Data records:

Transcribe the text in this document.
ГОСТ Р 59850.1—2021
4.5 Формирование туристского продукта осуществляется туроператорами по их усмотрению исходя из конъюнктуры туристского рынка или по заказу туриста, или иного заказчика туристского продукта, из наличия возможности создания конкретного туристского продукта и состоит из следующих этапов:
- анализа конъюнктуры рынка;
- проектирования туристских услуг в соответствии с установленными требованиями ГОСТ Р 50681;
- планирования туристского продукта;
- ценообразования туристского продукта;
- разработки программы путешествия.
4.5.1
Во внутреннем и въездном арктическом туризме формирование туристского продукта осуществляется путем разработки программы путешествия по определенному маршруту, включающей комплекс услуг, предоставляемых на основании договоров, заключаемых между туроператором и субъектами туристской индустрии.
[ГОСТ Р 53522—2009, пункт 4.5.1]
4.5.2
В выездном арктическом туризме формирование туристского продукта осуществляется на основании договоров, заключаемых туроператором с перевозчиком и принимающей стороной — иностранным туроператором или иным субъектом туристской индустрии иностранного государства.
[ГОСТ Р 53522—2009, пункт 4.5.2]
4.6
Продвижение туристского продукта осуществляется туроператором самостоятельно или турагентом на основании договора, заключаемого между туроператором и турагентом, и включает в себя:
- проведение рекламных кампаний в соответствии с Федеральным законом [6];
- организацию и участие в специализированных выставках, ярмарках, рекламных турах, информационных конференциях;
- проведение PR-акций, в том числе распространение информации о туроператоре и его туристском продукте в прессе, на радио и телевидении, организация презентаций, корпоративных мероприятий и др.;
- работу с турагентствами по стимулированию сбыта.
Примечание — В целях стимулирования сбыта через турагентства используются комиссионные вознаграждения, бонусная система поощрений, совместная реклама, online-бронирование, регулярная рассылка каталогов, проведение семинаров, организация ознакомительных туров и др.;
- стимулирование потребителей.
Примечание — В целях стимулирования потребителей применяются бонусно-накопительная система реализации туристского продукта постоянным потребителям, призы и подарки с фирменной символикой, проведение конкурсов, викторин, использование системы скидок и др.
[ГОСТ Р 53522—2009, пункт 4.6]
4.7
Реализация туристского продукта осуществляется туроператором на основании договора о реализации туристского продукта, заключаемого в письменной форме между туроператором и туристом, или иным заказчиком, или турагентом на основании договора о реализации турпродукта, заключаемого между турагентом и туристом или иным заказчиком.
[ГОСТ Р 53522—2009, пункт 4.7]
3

*WRITTEN INSTRUCTION*
Your answer should be a single number: the count of lines holding the word "организация".

*RESPONSE TO THIS EXERCISE*
2